▸ Problem statement
Filter the listing below, copying every line in which the word "name" appears.

********

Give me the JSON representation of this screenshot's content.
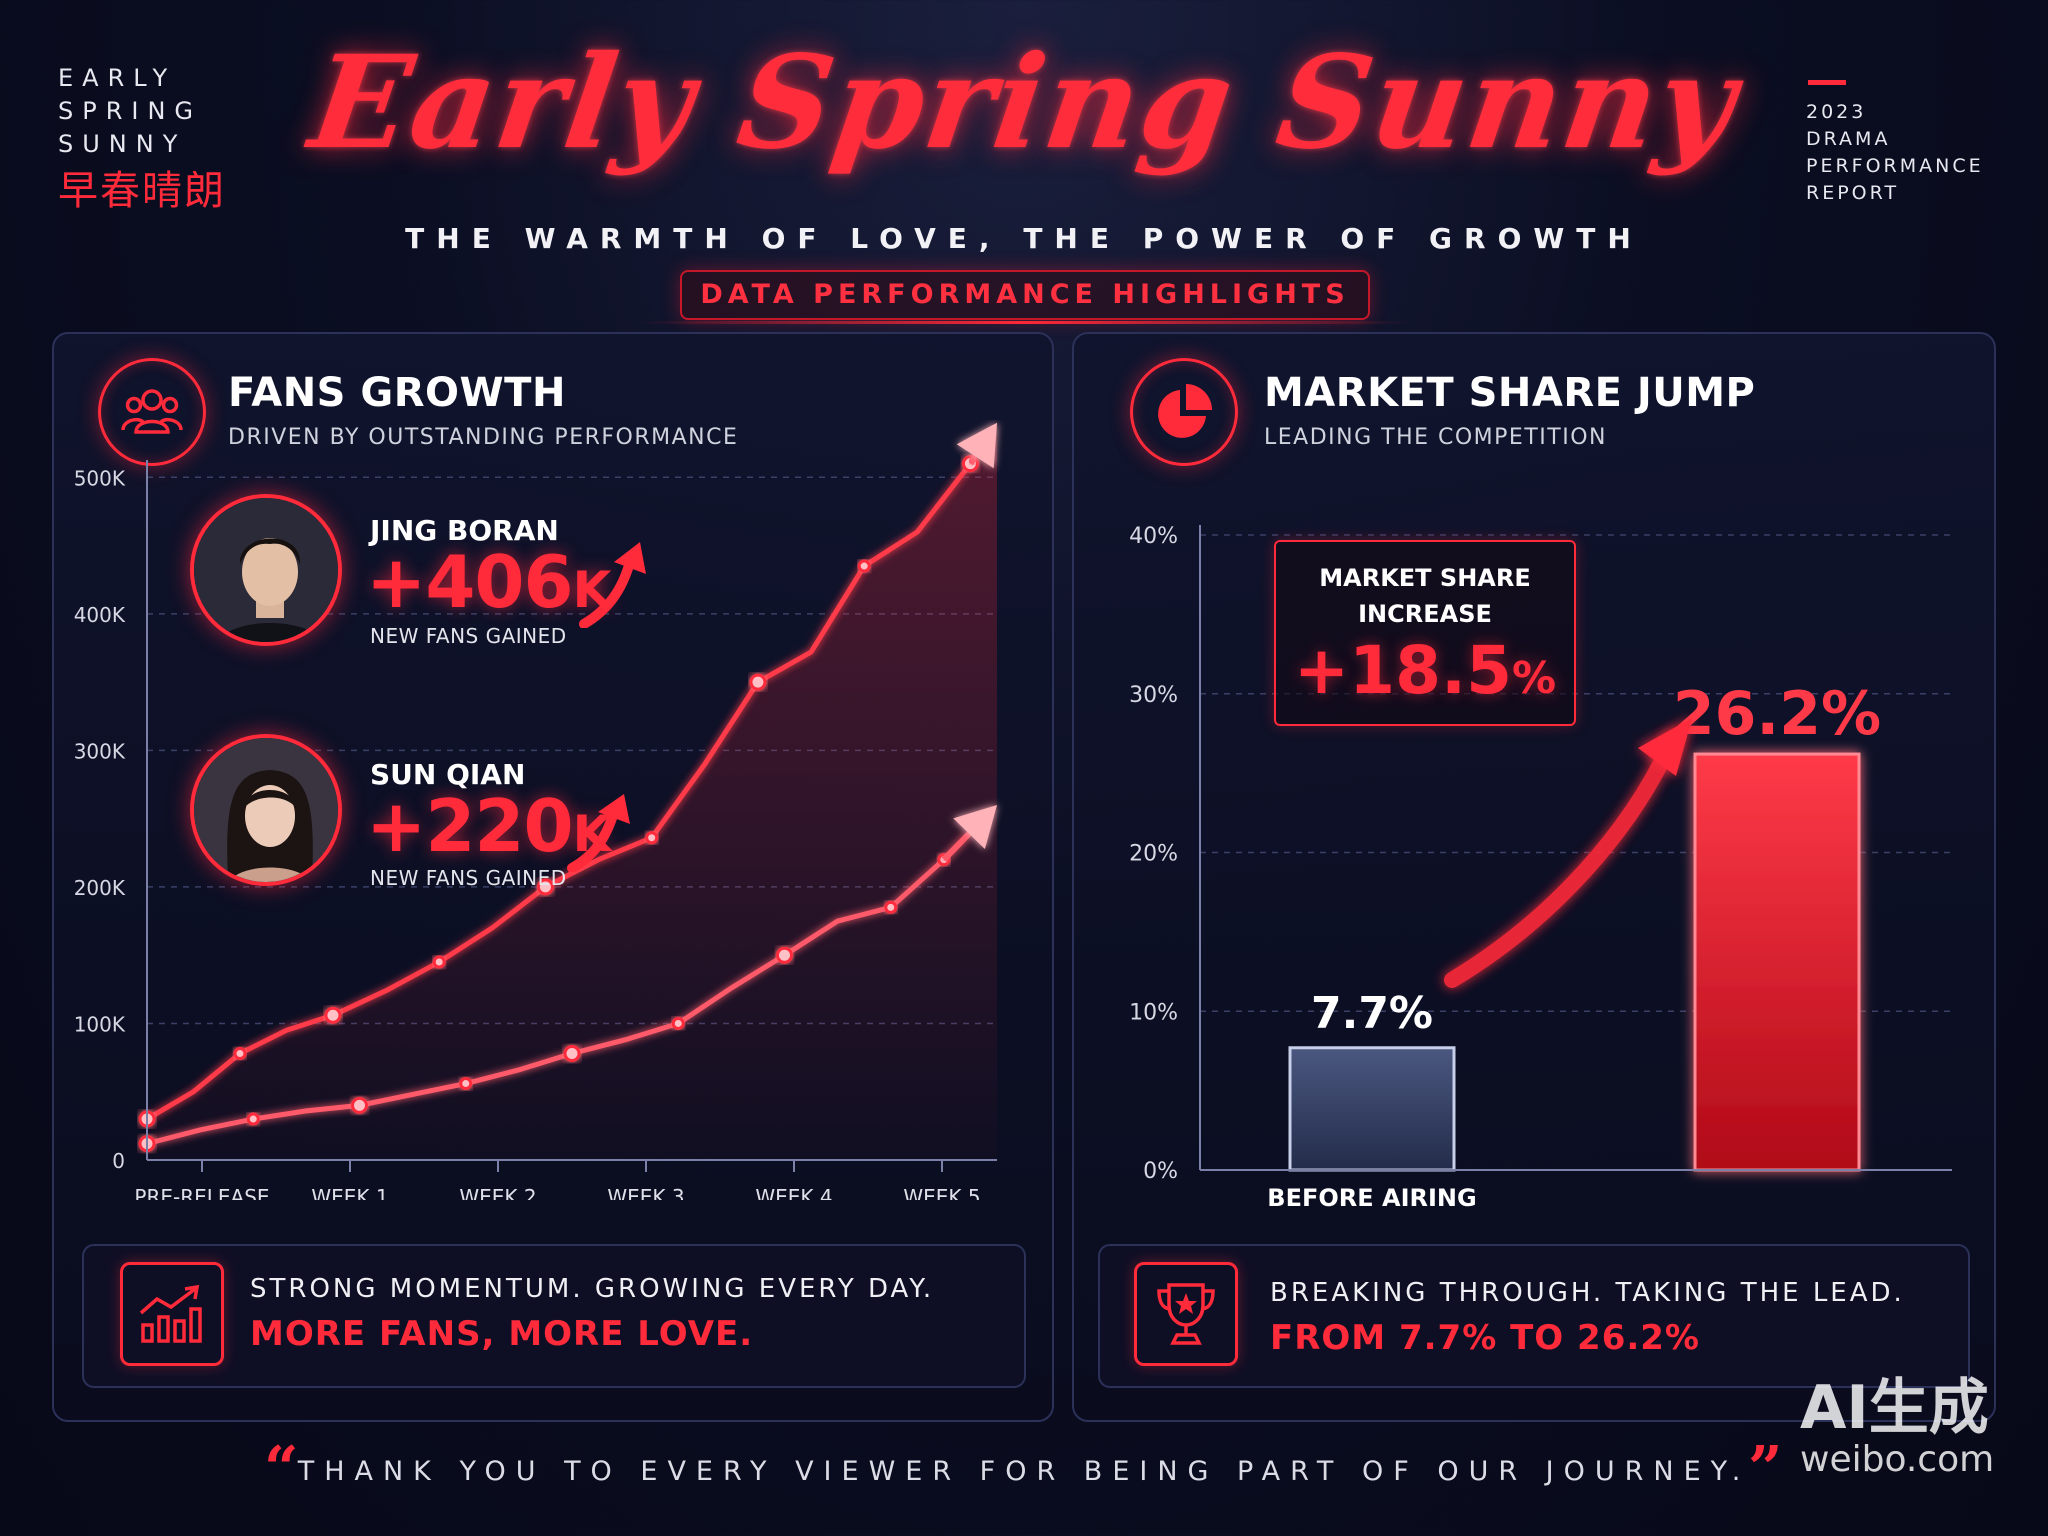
{
  "header": {
    "brand_lines": [
      "EARLY",
      "SPRING",
      "SUNNY"
    ],
    "brand_cn": "早春晴朗",
    "title": "Early Spring Sunny",
    "subtitle": "THE WARMTH OF LOVE, THE POWER OF GROWTH",
    "badge": "DATA PERFORMANCE HIGHLIGHTS",
    "report_lines": [
      "2023",
      "DRAMA",
      "PERFORMANCE",
      "REPORT"
    ]
  },
  "fans_panel": {
    "title": "FANS GROWTH",
    "subtitle": "DRIVEN BY OUTSTANDING PERFORMANCE",
    "icon": "users-group-icon",
    "people": [
      {
        "name": "JING BORAN",
        "gain": "+406",
        "unit": "K",
        "label": "NEW FANS GAINED"
      },
      {
        "name": "SUN QIAN",
        "gain": "+220",
        "unit": "K",
        "label": "NEW FANS GAINED"
      }
    ],
    "footer": {
      "line1": "STRONG MOMENTUM. GROWING EVERY DAY.",
      "line2": "MORE FANS, MORE LOVE.",
      "icon": "growth-chart-icon"
    }
  },
  "share_panel": {
    "title": "MARKET SHARE JUMP",
    "subtitle": "LEADING THE COMPETITION",
    "icon": "pie-chart-icon",
    "increase_label_1": "MARKET SHARE",
    "increase_label_2": "INCREASE",
    "increase_value": "+18.5",
    "increase_unit": "%",
    "footer": {
      "line1": "BREAKING THROUGH. TAKING THE LEAD.",
      "line2": "FROM 7.7% TO 26.2%",
      "icon": "trophy-icon"
    }
  },
  "chart_data": [
    {
      "type": "line",
      "x": [
        "PRE-RELEASE",
        "WEEK 1",
        "WEEK 2",
        "WEEK 3",
        "WEEK 4",
        "WEEK 5"
      ],
      "y_ticks": [
        "0",
        "100K",
        "200K",
        "300K",
        "400K",
        "500K"
      ],
      "ylim": [
        0,
        520000
      ],
      "series": [
        {
          "name": "JING BORAN",
          "points": [
            [
              0,
              30000
            ],
            [
              0.35,
              50000
            ],
            [
              0.7,
              78000
            ],
            [
              1.05,
              95000
            ],
            [
              1.4,
              106000
            ],
            [
              1.8,
              124000
            ],
            [
              2.2,
              145000
            ],
            [
              2.6,
              170000
            ],
            [
              3.0,
              200000
            ],
            [
              3.4,
              220000
            ],
            [
              3.8,
              236000
            ],
            [
              4.2,
              290000
            ],
            [
              4.6,
              350000
            ],
            [
              5.0,
              372000
            ],
            [
              5.4,
              435000
            ],
            [
              5.8,
              460000
            ],
            [
              6.2,
              510000
            ],
            [
              6.4,
              540000
            ]
          ]
        },
        {
          "name": "SUN QIAN",
          "points": [
            [
              0,
              12000
            ],
            [
              0.4,
              22000
            ],
            [
              0.8,
              30000
            ],
            [
              1.2,
              36000
            ],
            [
              1.6,
              40000
            ],
            [
              2.0,
              48000
            ],
            [
              2.4,
              56000
            ],
            [
              2.8,
              66000
            ],
            [
              3.2,
              78000
            ],
            [
              3.6,
              88000
            ],
            [
              4.0,
              100000
            ],
            [
              4.4,
              126000
            ],
            [
              4.8,
              150000
            ],
            [
              5.2,
              175000
            ],
            [
              5.6,
              185000
            ],
            [
              6.0,
              220000
            ],
            [
              6.4,
              260000
            ]
          ]
        }
      ]
    },
    {
      "type": "bar",
      "categories": [
        "BEFORE AIRING",
        ""
      ],
      "values": [
        7.7,
        26.2
      ],
      "value_labels": [
        "7.7%",
        "26.2%"
      ],
      "y_ticks": [
        "0%",
        "10%",
        "20%",
        "30%",
        "40%"
      ],
      "ylim": [
        0,
        40
      ]
    }
  ],
  "footer": {
    "thanks": "THANK YOU TO EVERY VIEWER FOR BEING PART OF OUR JOURNEY.",
    "watermark_1": "AI生成",
    "watermark_2": "weibo.com"
  },
  "colors": {
    "accent": "#ff2a3a",
    "background": "#0b0e22",
    "bar_before": "#3a4668"
  }
}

********

▸ Task output
        "name": "JING BORAN",
        "name": "SUN QIAN",
          "name": "JING BORAN",
          "name": "SUN QIAN",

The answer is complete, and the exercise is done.